[START]

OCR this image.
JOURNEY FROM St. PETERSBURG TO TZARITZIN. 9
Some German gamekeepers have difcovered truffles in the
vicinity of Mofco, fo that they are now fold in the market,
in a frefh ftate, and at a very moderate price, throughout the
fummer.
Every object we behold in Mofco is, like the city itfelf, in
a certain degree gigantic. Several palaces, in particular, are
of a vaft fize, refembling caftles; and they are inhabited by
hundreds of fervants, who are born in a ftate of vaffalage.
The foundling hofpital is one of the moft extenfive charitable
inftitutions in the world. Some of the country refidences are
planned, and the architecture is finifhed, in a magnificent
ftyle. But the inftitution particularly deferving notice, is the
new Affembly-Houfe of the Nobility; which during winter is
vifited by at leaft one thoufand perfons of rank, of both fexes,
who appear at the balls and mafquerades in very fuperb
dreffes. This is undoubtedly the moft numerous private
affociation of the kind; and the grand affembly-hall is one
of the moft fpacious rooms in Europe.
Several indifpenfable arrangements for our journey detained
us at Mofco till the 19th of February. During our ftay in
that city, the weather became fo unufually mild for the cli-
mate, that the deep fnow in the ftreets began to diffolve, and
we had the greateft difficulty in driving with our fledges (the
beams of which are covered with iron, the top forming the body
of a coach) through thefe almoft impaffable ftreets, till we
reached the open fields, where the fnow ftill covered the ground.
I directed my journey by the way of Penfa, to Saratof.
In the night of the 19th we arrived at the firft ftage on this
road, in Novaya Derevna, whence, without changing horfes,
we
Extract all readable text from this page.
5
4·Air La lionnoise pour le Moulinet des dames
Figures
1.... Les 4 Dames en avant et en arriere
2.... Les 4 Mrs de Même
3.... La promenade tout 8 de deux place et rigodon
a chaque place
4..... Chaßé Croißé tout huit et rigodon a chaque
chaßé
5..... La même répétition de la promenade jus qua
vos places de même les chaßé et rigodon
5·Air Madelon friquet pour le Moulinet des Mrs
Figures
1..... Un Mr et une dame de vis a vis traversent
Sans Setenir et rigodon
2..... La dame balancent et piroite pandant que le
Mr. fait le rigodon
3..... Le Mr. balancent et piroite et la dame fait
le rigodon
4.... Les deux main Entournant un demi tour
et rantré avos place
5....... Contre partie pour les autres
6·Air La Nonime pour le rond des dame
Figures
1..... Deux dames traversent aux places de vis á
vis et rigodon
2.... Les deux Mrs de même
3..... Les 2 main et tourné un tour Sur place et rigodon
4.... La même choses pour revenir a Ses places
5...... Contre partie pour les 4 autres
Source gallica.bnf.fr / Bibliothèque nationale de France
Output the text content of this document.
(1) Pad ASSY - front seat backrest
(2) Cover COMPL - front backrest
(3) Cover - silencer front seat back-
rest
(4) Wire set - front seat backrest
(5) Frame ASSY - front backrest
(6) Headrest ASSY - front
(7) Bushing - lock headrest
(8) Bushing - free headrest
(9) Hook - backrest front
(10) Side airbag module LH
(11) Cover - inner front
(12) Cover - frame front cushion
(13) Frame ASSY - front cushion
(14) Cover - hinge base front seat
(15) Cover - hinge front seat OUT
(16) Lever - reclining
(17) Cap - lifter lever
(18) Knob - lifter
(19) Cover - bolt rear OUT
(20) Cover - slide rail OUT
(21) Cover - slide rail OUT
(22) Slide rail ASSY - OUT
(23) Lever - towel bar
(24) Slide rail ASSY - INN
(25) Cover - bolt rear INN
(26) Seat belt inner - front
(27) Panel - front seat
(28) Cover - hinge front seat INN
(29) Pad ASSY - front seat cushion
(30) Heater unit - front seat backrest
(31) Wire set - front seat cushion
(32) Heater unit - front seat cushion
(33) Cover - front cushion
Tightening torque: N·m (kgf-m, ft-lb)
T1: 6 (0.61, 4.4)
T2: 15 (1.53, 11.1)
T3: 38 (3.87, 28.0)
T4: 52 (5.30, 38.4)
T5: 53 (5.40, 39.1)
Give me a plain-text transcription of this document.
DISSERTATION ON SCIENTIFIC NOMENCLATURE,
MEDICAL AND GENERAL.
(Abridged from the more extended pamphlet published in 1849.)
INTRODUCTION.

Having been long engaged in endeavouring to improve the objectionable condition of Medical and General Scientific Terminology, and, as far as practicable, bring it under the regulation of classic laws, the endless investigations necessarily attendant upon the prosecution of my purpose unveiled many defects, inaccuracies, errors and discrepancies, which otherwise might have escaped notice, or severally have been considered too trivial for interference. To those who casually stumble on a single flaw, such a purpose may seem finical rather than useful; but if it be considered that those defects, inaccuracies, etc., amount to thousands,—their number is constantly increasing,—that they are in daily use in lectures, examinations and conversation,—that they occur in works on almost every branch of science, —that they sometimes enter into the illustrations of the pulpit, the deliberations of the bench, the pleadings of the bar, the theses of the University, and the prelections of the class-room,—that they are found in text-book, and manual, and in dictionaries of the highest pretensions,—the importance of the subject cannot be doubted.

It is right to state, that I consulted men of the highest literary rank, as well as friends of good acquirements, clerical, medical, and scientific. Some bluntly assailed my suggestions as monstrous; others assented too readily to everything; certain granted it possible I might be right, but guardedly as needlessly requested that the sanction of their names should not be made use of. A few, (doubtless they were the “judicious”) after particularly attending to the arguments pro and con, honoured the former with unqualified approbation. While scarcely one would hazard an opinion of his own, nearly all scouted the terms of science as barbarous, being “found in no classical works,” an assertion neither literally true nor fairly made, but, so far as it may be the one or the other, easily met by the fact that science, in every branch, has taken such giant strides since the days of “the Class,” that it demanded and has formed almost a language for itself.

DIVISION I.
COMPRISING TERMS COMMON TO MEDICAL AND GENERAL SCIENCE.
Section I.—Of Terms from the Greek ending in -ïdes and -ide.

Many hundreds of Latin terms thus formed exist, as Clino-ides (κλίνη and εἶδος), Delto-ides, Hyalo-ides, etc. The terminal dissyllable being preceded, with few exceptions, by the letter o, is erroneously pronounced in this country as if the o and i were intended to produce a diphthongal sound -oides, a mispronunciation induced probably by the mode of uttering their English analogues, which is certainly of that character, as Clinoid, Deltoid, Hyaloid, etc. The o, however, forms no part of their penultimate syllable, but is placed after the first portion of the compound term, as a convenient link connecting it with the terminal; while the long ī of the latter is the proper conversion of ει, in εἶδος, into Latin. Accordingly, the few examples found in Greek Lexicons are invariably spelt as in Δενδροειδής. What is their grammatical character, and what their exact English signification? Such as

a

[END]

**Exercise goal**
Take every line containing the word "rail" and copy it.

**Result of the exercise**
(20) Cover - slide rail OUT
(21) Cover - slide rail OUT
(22) Slide rail ASSY - OUT
(24) Slide rail ASSY - INN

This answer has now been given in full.